=== DATA RECORDS ===
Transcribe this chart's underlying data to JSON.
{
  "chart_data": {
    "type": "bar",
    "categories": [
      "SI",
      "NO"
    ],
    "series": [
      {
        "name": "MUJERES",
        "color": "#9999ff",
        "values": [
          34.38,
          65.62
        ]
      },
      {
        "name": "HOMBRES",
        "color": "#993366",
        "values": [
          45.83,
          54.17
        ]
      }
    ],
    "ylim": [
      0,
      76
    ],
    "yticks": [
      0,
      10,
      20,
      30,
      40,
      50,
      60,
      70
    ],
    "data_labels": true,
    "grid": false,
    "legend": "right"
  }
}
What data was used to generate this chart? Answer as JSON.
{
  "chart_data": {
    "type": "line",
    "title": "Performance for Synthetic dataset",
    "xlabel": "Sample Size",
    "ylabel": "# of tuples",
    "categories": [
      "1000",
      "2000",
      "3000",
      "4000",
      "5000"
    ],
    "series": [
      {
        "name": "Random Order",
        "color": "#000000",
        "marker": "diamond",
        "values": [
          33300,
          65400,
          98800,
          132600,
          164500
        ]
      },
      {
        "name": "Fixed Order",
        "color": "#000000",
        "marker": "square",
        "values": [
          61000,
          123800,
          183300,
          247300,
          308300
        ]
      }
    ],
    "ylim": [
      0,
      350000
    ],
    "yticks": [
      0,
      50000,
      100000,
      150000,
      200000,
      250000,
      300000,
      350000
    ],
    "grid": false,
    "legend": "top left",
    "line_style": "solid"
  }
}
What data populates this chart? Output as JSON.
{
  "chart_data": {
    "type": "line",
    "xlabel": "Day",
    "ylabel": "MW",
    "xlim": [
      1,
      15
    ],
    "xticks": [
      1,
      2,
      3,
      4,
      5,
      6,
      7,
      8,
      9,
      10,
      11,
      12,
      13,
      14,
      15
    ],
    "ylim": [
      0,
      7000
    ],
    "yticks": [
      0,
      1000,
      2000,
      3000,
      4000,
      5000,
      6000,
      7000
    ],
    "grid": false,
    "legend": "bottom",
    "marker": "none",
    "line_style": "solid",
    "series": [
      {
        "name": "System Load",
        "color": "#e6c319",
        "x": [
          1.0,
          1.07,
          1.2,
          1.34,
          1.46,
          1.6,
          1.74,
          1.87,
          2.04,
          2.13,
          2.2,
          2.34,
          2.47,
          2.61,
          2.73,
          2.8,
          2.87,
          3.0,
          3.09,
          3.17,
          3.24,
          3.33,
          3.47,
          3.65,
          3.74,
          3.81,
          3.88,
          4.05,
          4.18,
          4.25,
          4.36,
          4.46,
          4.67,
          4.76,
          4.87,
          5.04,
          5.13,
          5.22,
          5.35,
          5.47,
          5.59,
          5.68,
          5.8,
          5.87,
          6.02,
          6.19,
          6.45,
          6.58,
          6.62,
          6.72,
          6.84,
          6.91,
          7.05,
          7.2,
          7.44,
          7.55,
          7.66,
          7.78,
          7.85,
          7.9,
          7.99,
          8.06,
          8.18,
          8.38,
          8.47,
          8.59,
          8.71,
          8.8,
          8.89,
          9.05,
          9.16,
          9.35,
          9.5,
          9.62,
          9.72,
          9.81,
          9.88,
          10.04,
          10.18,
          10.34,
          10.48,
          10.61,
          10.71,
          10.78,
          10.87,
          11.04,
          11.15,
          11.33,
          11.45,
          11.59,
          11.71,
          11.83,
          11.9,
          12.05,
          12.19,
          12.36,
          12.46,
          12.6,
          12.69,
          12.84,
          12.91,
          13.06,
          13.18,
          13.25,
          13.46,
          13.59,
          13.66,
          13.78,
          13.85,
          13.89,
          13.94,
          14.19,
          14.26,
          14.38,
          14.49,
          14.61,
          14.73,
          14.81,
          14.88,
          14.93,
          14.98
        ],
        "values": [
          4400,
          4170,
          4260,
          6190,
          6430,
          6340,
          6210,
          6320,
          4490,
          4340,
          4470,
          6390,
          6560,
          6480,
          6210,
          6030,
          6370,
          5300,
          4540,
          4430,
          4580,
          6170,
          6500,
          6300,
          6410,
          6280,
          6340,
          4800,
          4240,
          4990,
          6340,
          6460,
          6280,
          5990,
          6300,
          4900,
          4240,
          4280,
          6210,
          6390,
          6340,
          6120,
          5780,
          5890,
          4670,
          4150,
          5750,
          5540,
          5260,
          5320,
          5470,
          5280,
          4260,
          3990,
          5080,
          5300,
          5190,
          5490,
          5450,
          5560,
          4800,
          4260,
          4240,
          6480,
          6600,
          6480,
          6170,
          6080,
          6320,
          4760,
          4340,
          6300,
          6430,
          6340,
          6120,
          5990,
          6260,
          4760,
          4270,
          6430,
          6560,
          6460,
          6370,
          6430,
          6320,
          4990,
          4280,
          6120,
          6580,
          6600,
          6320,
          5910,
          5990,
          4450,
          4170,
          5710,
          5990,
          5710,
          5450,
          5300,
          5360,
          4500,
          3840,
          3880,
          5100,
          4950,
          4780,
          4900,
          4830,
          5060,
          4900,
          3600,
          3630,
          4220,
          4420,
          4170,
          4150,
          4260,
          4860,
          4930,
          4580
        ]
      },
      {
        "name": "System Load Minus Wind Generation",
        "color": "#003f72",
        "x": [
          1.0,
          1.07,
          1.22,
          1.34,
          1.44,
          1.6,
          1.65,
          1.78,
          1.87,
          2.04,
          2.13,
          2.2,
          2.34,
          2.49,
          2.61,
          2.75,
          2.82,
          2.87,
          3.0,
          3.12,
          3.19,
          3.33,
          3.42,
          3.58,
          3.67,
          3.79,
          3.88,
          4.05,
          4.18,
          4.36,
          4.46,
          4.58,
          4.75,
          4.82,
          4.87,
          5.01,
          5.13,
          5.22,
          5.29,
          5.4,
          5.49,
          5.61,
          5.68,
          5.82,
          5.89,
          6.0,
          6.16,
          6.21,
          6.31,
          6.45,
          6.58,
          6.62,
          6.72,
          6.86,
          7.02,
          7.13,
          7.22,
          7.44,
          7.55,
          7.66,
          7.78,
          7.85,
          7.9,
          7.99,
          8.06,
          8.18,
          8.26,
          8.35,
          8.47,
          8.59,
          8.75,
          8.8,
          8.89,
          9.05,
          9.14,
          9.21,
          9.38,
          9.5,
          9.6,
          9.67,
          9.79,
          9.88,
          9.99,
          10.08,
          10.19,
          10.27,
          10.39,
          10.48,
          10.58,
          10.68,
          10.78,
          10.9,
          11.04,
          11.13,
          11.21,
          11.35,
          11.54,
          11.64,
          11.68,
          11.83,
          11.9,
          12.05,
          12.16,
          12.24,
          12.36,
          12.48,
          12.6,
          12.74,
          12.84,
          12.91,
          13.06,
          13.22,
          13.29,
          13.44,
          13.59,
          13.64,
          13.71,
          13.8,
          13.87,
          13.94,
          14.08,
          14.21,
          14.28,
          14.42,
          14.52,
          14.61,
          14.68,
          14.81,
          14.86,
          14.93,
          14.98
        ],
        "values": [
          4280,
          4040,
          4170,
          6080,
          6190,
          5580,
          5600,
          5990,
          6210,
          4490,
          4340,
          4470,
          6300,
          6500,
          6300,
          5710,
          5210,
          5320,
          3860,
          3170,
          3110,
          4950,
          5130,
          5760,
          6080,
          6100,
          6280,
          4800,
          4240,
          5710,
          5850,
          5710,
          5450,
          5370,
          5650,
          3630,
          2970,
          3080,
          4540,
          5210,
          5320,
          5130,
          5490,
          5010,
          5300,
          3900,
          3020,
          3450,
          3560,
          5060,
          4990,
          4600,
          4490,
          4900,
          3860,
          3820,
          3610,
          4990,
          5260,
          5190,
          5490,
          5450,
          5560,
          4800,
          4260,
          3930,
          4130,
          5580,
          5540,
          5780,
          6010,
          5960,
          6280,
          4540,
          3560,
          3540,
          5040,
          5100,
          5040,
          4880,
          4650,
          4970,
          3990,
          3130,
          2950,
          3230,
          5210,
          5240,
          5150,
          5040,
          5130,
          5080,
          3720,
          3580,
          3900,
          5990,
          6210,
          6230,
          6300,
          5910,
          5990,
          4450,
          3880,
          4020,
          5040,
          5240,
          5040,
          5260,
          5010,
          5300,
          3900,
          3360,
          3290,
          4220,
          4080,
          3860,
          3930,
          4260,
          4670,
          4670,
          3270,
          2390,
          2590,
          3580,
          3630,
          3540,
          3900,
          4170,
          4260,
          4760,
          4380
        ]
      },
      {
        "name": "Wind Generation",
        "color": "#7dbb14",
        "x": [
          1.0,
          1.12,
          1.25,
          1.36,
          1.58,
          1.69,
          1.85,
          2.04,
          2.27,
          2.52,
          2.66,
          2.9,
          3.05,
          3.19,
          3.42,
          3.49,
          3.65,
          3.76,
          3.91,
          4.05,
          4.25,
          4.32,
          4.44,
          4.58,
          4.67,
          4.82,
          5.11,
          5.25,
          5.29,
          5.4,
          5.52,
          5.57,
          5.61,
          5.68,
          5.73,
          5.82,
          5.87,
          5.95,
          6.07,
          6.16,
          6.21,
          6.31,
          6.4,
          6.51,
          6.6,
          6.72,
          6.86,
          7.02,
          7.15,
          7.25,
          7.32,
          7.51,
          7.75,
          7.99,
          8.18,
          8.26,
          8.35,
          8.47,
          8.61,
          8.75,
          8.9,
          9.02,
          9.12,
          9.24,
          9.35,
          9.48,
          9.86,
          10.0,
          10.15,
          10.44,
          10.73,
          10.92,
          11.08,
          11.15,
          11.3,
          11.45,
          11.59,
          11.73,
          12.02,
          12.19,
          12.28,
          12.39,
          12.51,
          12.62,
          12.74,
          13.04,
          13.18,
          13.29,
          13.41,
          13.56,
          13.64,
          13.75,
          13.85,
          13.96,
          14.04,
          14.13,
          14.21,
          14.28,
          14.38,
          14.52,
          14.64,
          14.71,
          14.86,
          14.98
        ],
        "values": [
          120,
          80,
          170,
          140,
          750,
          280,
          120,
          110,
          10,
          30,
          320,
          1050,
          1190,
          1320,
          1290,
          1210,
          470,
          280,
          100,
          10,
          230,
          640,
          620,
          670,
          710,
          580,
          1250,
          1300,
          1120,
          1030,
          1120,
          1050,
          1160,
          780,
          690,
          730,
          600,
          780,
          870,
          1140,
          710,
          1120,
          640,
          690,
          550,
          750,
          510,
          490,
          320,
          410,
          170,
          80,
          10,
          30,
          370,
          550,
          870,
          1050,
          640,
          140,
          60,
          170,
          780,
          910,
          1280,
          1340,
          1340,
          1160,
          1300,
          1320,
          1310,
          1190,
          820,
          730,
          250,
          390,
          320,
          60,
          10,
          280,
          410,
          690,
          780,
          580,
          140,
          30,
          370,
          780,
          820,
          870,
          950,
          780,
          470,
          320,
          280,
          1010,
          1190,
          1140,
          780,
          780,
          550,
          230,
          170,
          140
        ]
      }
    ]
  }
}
===
INSTRUCTION. Check the data for the word "legend" and pull out the lines that have it.

CORRECT OUTPUT.
    "legend": "right"
    "legend": "top left",
    "legend": "bottom",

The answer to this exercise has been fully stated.